WORK INSTRUCTIONS ->
Transcribe the records exactly. Pictures do not belong in the transcription.

RECORDS TO USE ->
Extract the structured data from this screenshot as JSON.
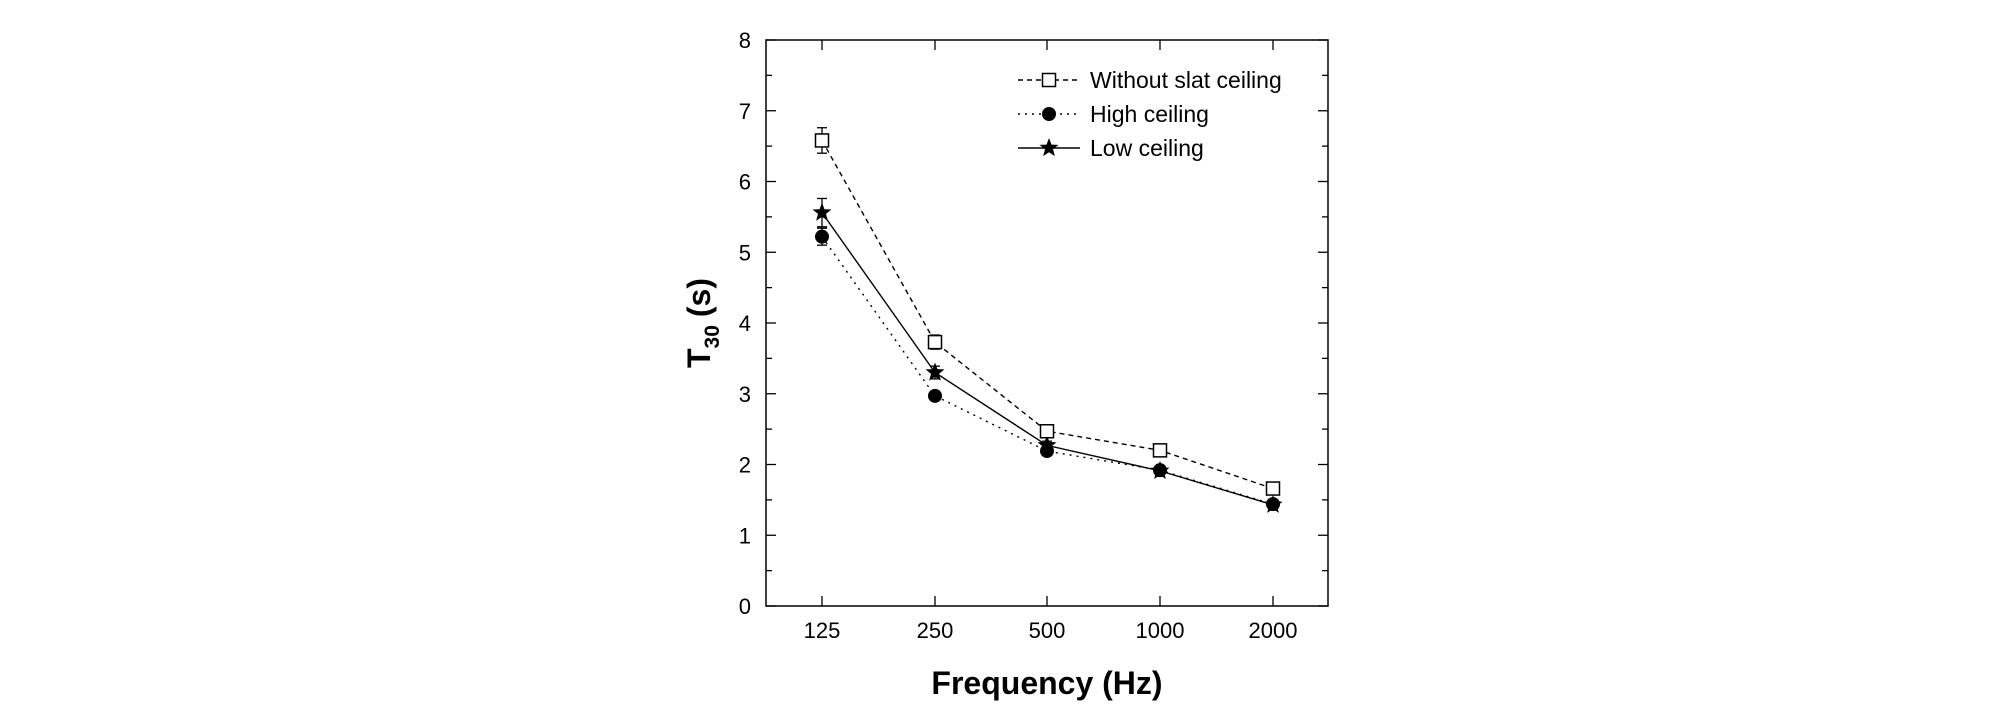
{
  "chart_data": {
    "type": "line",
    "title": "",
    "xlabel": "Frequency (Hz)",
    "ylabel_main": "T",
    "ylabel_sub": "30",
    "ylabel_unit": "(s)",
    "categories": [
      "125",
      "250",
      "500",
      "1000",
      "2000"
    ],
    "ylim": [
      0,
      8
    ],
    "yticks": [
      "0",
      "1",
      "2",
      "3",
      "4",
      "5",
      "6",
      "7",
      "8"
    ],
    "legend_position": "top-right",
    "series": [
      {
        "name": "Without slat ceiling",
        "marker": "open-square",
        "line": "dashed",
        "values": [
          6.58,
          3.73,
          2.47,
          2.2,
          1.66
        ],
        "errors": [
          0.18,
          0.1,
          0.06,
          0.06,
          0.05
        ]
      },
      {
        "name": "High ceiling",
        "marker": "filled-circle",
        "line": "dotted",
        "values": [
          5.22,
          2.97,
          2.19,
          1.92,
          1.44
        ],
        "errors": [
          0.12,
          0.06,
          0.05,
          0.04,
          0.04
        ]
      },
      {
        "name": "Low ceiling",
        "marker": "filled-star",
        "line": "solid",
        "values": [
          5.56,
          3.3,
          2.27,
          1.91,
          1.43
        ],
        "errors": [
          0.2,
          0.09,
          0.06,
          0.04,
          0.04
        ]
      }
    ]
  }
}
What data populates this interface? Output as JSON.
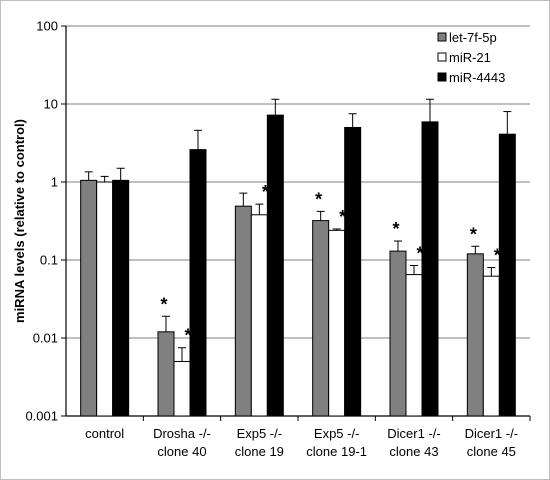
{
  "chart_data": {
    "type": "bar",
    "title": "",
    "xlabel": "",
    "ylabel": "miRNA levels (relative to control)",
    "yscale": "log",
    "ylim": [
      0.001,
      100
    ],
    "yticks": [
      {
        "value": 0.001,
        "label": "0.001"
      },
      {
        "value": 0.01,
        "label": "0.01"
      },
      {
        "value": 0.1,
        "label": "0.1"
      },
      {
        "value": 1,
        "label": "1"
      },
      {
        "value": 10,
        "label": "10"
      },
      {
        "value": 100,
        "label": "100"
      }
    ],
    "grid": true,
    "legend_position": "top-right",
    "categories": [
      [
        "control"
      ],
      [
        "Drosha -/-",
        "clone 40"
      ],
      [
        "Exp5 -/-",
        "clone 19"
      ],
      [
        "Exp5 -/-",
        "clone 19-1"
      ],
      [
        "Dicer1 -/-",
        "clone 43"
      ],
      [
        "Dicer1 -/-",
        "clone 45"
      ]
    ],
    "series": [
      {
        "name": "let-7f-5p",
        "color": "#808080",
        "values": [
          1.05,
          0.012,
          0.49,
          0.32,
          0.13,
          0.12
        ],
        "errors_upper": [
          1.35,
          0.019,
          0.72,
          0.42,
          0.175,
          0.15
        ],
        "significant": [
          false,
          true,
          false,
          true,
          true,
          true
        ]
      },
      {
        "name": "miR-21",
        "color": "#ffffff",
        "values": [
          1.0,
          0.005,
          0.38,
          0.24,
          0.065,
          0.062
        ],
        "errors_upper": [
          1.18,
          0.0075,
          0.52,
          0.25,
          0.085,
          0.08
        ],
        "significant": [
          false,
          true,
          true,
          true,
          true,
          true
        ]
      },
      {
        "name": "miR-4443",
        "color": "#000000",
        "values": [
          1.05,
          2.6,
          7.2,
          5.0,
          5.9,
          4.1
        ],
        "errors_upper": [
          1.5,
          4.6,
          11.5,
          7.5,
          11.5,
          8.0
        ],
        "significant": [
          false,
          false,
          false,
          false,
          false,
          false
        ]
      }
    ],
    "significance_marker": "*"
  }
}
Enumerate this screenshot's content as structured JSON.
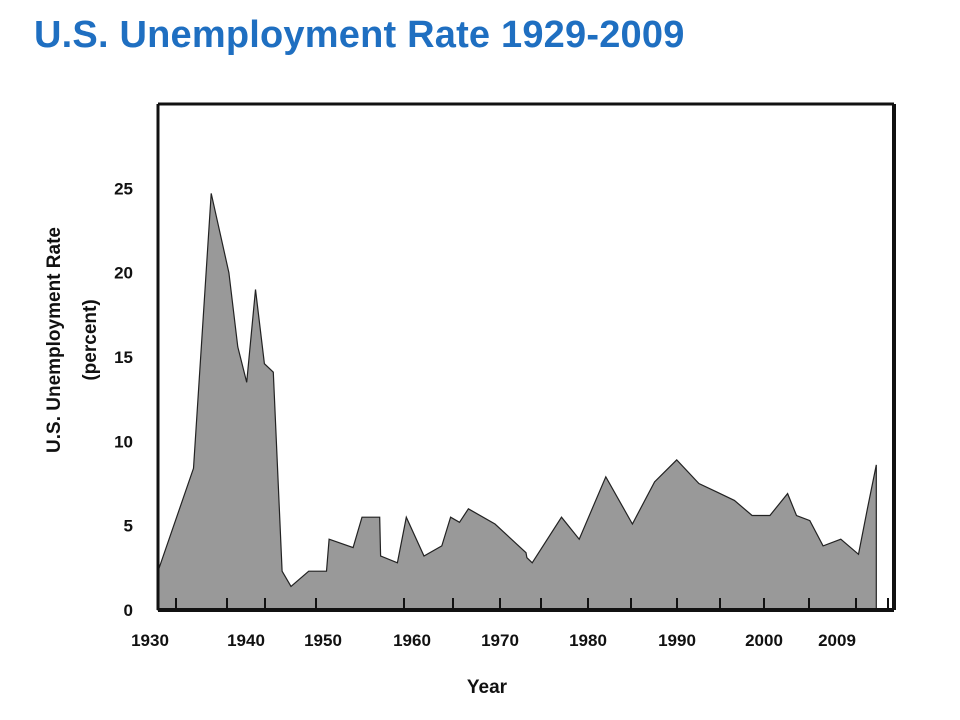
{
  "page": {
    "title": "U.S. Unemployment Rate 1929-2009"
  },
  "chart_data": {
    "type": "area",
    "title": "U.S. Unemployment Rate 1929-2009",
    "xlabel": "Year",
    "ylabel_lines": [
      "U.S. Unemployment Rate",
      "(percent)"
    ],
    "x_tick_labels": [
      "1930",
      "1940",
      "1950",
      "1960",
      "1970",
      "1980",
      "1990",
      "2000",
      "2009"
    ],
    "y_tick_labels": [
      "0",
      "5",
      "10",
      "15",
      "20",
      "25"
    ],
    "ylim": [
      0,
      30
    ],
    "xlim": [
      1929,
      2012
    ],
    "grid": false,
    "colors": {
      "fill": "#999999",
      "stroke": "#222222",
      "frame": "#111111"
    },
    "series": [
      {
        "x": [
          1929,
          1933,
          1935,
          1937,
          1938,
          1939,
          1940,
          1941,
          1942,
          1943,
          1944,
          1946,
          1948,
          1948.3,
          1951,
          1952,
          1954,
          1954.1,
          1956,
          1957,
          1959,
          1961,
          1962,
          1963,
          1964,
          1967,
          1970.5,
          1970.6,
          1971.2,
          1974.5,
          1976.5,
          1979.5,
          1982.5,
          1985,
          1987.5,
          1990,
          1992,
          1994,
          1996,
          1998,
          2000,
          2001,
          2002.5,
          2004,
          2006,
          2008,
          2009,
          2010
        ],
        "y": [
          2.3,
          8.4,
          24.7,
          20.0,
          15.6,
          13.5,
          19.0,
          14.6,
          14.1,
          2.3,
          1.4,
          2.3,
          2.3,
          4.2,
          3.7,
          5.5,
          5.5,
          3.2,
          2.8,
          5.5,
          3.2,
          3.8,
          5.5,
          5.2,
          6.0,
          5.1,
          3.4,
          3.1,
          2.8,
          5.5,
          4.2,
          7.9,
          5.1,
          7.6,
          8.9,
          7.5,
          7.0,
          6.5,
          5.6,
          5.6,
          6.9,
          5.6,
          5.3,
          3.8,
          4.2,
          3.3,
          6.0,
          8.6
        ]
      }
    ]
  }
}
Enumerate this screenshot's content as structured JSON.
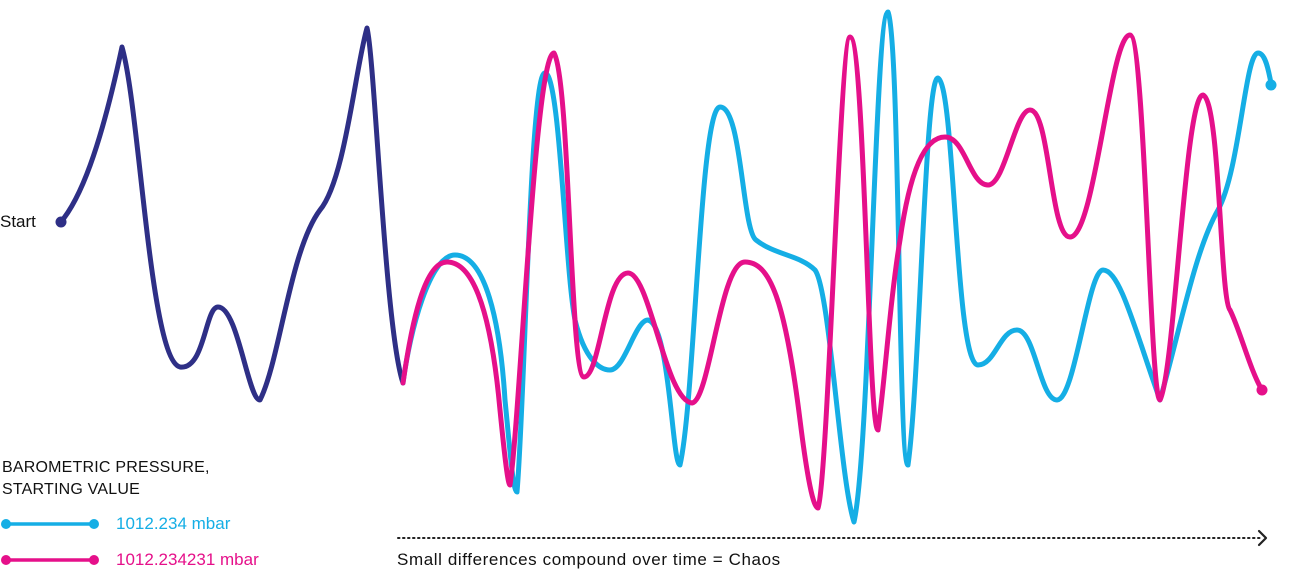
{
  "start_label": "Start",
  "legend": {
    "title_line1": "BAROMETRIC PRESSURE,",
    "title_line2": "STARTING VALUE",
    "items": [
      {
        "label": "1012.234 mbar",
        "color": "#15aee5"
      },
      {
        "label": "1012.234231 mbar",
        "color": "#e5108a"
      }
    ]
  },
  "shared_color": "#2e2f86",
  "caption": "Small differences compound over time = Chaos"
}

REPLY ->
Extract the structured data from this screenshot as JSON.
{
  "chart_data": {
    "type": "line",
    "title": "",
    "xlabel": "Frequency (Hz)",
    "ylabel_main": "T",
    "ylabel_sub": "30",
    "ylabel_unit": "(s)",
    "categories": [
      "125",
      "250",
      "500",
      "1000",
      "2000"
    ],
    "ylim": [
      0,
      8
    ],
    "yticks": [
      "0",
      "1",
      "2",
      "3",
      "4",
      "5",
      "6",
      "7",
      "8"
    ],
    "legend_position": "top-right",
    "series": [
      {
        "name": "Without slat ceiling",
        "marker": "open-square",
        "line": "dashed",
        "values": [
          6.58,
          3.73,
          2.47,
          2.2,
          1.66
        ],
        "errors": [
          0.18,
          0.1,
          0.06,
          0.06,
          0.05
        ]
      },
      {
        "name": "High ceiling",
        "marker": "filled-circle",
        "line": "dotted",
        "values": [
          5.22,
          2.97,
          2.19,
          1.92,
          1.44
        ],
        "errors": [
          0.12,
          0.06,
          0.05,
          0.04,
          0.04
        ]
      },
      {
        "name": "Low ceiling",
        "marker": "filled-star",
        "line": "solid",
        "values": [
          5.56,
          3.3,
          2.27,
          1.91,
          1.43
        ],
        "errors": [
          0.2,
          0.09,
          0.06,
          0.04,
          0.04
        ]
      }
    ]
  }
}
What data populates this interface? Output as JSON.
{
  "chart_data": {
    "type": "bar",
    "title": "",
    "xlabel": "",
    "ylabel": "miRNA levels (relative to control)",
    "yscale": "log",
    "ylim": [
      0.001,
      100
    ],
    "yticks": [
      {
        "value": 0.001,
        "label": "0.001"
      },
      {
        "value": 0.01,
        "label": "0.01"
      },
      {
        "value": 0.1,
        "label": "0.1"
      },
      {
        "value": 1,
        "label": "1"
      },
      {
        "value": 10,
        "label": "10"
      },
      {
        "value": 100,
        "label": "100"
      }
    ],
    "grid": true,
    "legend_position": "top-right",
    "categories": [
      [
        "control"
      ],
      [
        "Drosha -/-",
        "clone 40"
      ],
      [
        "Exp5 -/-",
        "clone 19"
      ],
      [
        "Exp5 -/-",
        "clone 19-1"
      ],
      [
        "Dicer1 -/-",
        "clone 43"
      ],
      [
        "Dicer1 -/-",
        "clone 45"
      ]
    ],
    "series": [
      {
        "name": "let-7f-5p",
        "color": "#808080",
        "values": [
          1.05,
          0.012,
          0.49,
          0.32,
          0.13,
          0.12
        ],
        "errors_upper": [
          1.35,
          0.019,
          0.72,
          0.42,
          0.175,
          0.15
        ],
        "significant": [
          false,
          true,
          false,
          true,
          true,
          true
        ]
      },
      {
        "name": "miR-21",
        "color": "#ffffff",
        "values": [
          1.0,
          0.005,
          0.38,
          0.24,
          0.065,
          0.062
        ],
        "errors_upper": [
          1.18,
          0.0075,
          0.52,
          0.25,
          0.085,
          0.08
        ],
        "significant": [
          false,
          true,
          true,
          true,
          true,
          true
        ]
      },
      {
        "name": "miR-4443",
        "color": "#000000",
        "values": [
          1.05,
          2.6,
          7.2,
          5.0,
          5.9,
          4.1
        ],
        "errors_upper": [
          1.5,
          4.6,
          11.5,
          7.5,
          11.5,
          8.0
        ],
        "significant": [
          false,
          false,
          false,
          false,
          false,
          false
        ]
      }
    ],
    "significance_marker": "*"
  }
}
Enumerate this screenshot's content as structured JSON.
{
  "page": {
    "title": "U.S. Unemployment Rate 1929-2009"
  },
  "chart_data": {
    "type": "area",
    "title": "U.S. Unemployment Rate 1929-2009",
    "xlabel": "Year",
    "ylabel_lines": [
      "U.S. Unemployment Rate",
      "(percent)"
    ],
    "x_tick_labels": [
      "1930",
      "1940",
      "1950",
      "1960",
      "1970",
      "1980",
      "1990",
      "2000",
      "2009"
    ],
    "y_tick_labels": [
      "0",
      "5",
      "10",
      "15",
      "20",
      "25"
    ],
    "ylim": [
      0,
      30
    ],
    "xlim": [
      1929,
      2012
    ],
    "grid": false,
    "colors": {
      "fill": "#999999",
      "stroke": "#222222",
      "frame": "#111111"
    },
    "series": [
      {
        "x": [
          1929,
          1933,
          1935,
          1937,
          1938,
          1939,
          1940,
          1941,
          1942,
          1943,
          1944,
          1946,
          1948,
          1948.3,
          1951,
          1952,
          1954,
          1954.1,
          1956,
          1957,
          1959,
          1961,
          1962,
          1963,
          1964,
          1967,
          1970.5,
          1970.6,
          1971.2,
          1974.5,
          1976.5,
          1979.5,
          1982.5,
          1985,
          1987.5,
          1990,
          1992,
          1994,
          1996,
          1998,
          2000,
          2001,
          2002.5,
          2004,
          2006,
          2008,
          2009,
          2010
        ],
        "y": [
          2.3,
          8.4,
          24.7,
          20.0,
          15.6,
          13.5,
          19.0,
          14.6,
          14.1,
          2.3,
          1.4,
          2.3,
          2.3,
          4.2,
          3.7,
          5.5,
          5.5,
          3.2,
          2.8,
          5.5,
          3.2,
          3.8,
          5.5,
          5.2,
          6.0,
          5.1,
          3.4,
          3.1,
          2.8,
          5.5,
          4.2,
          7.9,
          5.1,
          7.6,
          8.9,
          7.5,
          7.0,
          6.5,
          5.6,
          5.6,
          6.9,
          5.6,
          5.3,
          3.8,
          4.2,
          3.3,
          6.0,
          8.6
        ]
      }
    ]
  }
}
Enumerate this screenshot's content as structured JSON.
{
  "start_label": "Start",
  "legend": {
    "title_line1": "BAROMETRIC PRESSURE,",
    "title_line2": "STARTING VALUE",
    "items": [
      {
        "label": "1012.234 mbar",
        "color": "#15aee5"
      },
      {
        "label": "1012.234231 mbar",
        "color": "#e5108a"
      }
    ]
  },
  "shared_color": "#2e2f86",
  "caption": "Small differences compound over time = Chaos"
}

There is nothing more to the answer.